• **Written instruction**
Copy all entries without alteration and skip the pictures they hold.

Excerpts from a figure dataset:
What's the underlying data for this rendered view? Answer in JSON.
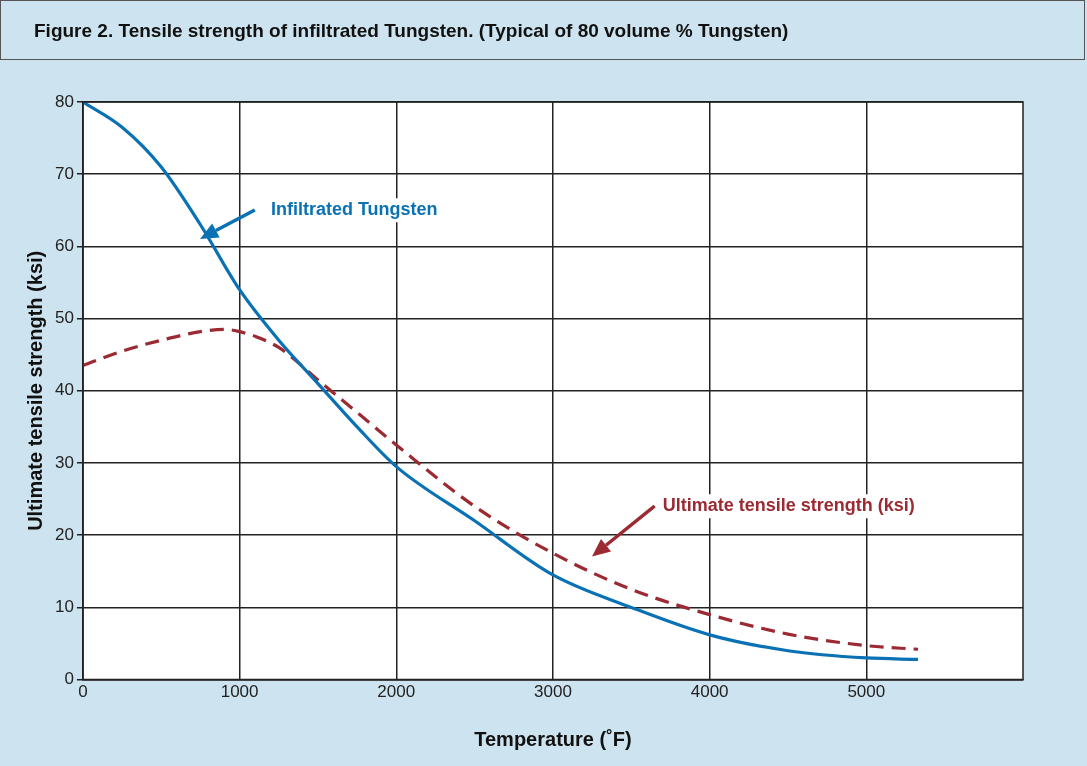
{
  "chart_data": {
    "type": "line",
    "title": "Figure 2. Tensile strength of infiltrated Tungsten. (Typical of 80 volume % Tungsten)",
    "xlabel": "Temperature (˚F)",
    "ylabel": "Ultimate tensile strength (ksi)",
    "xlim": [
      0,
      6000
    ],
    "xticks": [
      0,
      1000,
      2000,
      3000,
      4000,
      5000
    ],
    "ylim": [
      0,
      80
    ],
    "yticks": [
      0,
      10,
      20,
      30,
      40,
      50,
      60,
      70,
      80
    ],
    "grid": true,
    "legend": "top",
    "marker": "none",
    "series": [
      {
        "name": "Infiltrated Tungsten",
        "color": "#0a72b4",
        "line_style": "solid",
        "x": [
          0,
          250,
          500,
          750,
          1000,
          1250,
          1500,
          1750,
          2000,
          2500,
          3000,
          3500,
          4000,
          4500,
          5000,
          5330
        ],
        "values": [
          80,
          76.5,
          71,
          63,
          54,
          47,
          41,
          35,
          29.5,
          22,
          14.5,
          10,
          6.2,
          4,
          3,
          2.8
        ]
      },
      {
        "name": "Ultimate tensile strength (ksi)",
        "color": "#9c2a33",
        "line_style": "dashed",
        "x": [
          0,
          250,
          500,
          750,
          900,
          1000,
          1250,
          1500,
          1750,
          2000,
          2500,
          3000,
          3500,
          4000,
          4500,
          5000,
          5330
        ],
        "values": [
          43.5,
          45.5,
          47,
          48.2,
          48.5,
          48.2,
          46,
          41.5,
          37,
          32.5,
          24,
          17.5,
          12.5,
          9,
          6.3,
          4.7,
          4.2
        ]
      }
    ]
  }
}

• **Worked solution**
What's the underlying data for this rendered view? Answer in JSON.
{
  "chart_data": {
    "type": "line",
    "title": "Figure 2. Tensile strength of infiltrated Tungsten. (Typical of 80 volume % Tungsten)",
    "xlabel": "Temperature (˚F)",
    "ylabel": "Ultimate tensile strength (ksi)",
    "xlim": [
      0,
      6000
    ],
    "xticks": [
      0,
      1000,
      2000,
      3000,
      4000,
      5000
    ],
    "ylim": [
      0,
      80
    ],
    "yticks": [
      0,
      10,
      20,
      30,
      40,
      50,
      60,
      70,
      80
    ],
    "grid": true,
    "legend": "top",
    "marker": "none",
    "series": [
      {
        "name": "Infiltrated Tungsten",
        "color": "#0a72b4",
        "line_style": "solid",
        "x": [
          0,
          250,
          500,
          750,
          1000,
          1250,
          1500,
          1750,
          2000,
          2500,
          3000,
          3500,
          4000,
          4500,
          5000,
          5330
        ],
        "values": [
          80,
          76.5,
          71,
          63,
          54,
          47,
          41,
          35,
          29.5,
          22,
          14.5,
          10,
          6.2,
          4,
          3,
          2.8
        ]
      },
      {
        "name": "Ultimate tensile strength (ksi)",
        "color": "#9c2a33",
        "line_style": "dashed",
        "x": [
          0,
          250,
          500,
          750,
          900,
          1000,
          1250,
          1500,
          1750,
          2000,
          2500,
          3000,
          3500,
          4000,
          4500,
          5000,
          5330
        ],
        "values": [
          43.5,
          45.5,
          47,
          48.2,
          48.5,
          48.2,
          46,
          41.5,
          37,
          32.5,
          24,
          17.5,
          12.5,
          9,
          6.3,
          4.7,
          4.2
        ]
      }
    ]
  }
}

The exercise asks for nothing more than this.